▸ **Description of the task**
Find the lines with the string "State" and return them.

(Stored data)
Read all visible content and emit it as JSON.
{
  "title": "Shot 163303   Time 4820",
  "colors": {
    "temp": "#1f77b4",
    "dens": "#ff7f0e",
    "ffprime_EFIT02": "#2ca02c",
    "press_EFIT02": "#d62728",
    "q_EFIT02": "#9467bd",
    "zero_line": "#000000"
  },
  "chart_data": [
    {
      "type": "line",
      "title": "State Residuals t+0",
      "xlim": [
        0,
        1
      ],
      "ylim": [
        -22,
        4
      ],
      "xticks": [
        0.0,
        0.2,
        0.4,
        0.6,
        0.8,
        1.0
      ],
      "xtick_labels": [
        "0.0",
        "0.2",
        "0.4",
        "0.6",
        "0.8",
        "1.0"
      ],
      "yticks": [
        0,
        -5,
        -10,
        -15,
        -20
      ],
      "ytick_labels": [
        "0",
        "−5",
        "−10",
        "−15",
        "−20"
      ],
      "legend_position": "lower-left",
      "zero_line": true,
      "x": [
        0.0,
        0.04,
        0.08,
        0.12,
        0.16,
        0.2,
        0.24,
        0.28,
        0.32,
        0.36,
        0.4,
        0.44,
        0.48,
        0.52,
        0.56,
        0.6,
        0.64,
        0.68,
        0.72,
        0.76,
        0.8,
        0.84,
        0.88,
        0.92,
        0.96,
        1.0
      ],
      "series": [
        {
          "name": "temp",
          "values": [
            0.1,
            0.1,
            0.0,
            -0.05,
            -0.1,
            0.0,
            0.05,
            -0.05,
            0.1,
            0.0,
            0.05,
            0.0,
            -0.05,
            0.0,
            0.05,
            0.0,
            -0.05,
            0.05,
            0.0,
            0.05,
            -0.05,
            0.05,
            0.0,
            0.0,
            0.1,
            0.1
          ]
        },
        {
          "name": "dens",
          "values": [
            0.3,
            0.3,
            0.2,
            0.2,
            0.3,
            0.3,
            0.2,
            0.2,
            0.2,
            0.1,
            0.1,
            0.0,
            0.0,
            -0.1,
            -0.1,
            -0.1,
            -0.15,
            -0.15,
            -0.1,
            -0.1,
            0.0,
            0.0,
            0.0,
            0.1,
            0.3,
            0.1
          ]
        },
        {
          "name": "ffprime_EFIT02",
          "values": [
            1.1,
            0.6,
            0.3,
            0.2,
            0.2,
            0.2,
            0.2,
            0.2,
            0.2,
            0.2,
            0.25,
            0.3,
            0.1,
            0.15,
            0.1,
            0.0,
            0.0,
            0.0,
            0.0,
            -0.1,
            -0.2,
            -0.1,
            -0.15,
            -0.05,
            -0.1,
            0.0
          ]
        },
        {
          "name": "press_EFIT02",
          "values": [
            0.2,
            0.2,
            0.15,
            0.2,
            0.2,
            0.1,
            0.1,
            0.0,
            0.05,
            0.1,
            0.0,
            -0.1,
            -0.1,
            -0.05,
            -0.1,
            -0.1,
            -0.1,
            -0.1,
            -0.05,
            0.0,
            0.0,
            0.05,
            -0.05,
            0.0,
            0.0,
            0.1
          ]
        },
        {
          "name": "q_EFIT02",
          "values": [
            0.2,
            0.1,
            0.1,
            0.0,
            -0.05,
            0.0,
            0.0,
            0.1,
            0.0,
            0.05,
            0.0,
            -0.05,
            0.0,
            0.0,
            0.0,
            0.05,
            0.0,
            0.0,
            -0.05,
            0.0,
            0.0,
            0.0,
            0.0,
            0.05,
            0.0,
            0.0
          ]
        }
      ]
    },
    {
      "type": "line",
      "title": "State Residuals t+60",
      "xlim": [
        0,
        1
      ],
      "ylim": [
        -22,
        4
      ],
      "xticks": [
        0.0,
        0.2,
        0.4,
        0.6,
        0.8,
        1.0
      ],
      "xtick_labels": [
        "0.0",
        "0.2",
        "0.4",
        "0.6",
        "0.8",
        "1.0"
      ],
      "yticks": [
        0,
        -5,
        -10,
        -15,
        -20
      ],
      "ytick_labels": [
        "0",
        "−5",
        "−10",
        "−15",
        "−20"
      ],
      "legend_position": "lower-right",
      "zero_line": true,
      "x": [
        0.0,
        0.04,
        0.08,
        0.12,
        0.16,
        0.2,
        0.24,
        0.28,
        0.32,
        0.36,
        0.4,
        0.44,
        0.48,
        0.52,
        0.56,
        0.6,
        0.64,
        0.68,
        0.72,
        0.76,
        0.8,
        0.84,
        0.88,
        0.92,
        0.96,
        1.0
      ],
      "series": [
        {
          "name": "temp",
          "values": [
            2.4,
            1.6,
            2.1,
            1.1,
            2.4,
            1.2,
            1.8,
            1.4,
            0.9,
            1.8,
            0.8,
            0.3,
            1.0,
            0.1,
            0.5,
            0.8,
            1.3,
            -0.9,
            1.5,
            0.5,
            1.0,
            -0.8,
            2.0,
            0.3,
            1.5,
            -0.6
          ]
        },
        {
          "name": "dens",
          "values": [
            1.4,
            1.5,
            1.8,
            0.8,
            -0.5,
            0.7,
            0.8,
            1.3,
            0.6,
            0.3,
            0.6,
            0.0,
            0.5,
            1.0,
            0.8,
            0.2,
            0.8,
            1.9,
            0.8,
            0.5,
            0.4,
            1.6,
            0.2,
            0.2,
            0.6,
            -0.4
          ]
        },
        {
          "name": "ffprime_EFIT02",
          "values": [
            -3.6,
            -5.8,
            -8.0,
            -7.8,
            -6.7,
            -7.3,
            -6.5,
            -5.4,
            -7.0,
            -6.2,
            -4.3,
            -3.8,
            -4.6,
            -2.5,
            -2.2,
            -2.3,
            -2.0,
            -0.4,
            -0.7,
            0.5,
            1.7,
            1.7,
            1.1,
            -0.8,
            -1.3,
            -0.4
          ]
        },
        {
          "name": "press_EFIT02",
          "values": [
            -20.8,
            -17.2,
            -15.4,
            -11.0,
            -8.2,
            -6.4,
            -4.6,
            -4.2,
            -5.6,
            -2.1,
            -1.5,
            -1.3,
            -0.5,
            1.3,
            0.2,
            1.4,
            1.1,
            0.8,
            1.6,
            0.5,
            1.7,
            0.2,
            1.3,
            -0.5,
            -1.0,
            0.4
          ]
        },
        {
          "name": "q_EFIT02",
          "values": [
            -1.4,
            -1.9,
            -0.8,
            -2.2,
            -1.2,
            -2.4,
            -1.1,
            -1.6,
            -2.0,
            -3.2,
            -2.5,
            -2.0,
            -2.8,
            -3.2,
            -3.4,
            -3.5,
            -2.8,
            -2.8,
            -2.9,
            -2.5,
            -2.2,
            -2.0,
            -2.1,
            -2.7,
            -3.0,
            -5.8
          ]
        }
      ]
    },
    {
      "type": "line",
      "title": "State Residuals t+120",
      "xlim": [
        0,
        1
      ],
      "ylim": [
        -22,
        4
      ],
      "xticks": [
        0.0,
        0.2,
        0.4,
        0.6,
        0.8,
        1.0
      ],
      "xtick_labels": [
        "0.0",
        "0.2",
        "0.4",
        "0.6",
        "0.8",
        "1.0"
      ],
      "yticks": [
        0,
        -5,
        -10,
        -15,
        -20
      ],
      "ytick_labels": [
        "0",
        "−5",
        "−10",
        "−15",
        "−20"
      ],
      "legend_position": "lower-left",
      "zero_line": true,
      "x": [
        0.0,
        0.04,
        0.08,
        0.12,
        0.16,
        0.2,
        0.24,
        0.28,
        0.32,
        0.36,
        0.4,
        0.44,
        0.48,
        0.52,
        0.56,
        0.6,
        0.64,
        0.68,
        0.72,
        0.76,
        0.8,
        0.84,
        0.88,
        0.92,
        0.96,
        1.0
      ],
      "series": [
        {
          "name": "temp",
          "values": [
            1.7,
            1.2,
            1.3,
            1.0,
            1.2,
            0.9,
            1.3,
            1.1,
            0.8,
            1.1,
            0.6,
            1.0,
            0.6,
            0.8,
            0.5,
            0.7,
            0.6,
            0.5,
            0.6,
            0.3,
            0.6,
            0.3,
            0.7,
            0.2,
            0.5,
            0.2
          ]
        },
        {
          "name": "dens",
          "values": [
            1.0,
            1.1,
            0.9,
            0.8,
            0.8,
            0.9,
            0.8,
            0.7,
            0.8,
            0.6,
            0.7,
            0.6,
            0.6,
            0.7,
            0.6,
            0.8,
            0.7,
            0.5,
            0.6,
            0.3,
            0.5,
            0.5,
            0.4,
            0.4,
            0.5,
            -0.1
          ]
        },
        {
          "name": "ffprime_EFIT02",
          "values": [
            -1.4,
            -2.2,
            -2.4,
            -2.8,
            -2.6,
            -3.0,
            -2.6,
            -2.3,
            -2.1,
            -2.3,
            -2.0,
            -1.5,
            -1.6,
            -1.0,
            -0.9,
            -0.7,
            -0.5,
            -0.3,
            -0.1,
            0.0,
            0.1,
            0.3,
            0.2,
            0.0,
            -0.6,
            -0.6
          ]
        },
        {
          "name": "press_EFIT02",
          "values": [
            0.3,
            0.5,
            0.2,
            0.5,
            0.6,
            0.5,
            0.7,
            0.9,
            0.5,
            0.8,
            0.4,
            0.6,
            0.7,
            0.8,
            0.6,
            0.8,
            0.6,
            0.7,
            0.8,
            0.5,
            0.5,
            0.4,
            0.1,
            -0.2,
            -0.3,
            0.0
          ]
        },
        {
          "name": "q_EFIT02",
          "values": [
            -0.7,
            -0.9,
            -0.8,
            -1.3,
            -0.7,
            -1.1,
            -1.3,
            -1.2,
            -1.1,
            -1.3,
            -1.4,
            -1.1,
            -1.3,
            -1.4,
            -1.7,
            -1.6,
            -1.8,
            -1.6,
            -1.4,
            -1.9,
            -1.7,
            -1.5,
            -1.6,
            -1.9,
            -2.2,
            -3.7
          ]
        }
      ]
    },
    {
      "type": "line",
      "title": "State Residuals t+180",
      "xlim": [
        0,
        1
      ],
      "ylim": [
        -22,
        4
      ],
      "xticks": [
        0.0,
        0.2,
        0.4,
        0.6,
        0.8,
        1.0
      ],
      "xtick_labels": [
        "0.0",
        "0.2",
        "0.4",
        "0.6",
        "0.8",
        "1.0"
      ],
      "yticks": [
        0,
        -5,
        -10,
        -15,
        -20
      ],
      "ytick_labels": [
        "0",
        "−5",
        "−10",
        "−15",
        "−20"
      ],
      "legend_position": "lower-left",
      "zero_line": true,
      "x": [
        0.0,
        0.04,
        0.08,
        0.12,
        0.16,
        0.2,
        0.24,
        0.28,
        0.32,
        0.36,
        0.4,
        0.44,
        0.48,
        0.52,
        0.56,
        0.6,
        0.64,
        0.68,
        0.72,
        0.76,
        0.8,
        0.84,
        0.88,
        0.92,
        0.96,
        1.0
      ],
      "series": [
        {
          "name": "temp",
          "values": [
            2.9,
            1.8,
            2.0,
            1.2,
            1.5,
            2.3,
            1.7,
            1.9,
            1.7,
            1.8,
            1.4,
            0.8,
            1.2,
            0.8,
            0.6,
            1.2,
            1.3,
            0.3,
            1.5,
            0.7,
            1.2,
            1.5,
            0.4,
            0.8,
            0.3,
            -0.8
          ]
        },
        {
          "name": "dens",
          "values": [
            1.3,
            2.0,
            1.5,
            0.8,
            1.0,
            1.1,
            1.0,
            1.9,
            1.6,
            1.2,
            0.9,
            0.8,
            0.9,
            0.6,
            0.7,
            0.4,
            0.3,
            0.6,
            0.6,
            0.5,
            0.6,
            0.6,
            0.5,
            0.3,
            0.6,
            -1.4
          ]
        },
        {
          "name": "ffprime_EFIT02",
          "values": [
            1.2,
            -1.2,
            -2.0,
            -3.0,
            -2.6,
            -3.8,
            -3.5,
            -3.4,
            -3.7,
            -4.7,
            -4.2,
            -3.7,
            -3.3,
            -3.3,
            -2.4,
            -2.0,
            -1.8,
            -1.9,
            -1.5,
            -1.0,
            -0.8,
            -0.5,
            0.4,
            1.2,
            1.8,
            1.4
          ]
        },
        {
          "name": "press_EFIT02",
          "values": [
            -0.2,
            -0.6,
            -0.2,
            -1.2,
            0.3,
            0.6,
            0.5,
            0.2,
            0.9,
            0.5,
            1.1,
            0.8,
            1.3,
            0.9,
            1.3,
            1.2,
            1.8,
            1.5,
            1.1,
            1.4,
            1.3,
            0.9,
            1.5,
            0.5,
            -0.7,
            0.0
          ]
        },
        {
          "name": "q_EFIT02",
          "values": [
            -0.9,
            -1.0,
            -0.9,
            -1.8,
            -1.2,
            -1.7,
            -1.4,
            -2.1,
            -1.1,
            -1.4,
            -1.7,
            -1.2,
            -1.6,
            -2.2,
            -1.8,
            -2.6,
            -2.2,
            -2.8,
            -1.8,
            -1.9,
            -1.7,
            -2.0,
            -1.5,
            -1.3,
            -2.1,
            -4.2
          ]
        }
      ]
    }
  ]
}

▸ **Result of this exercise**
      "title": "State Residuals t+0",
      "title": "State Residuals t+60",
      "title": "State Residuals t+120",
      "title": "State Residuals t+180",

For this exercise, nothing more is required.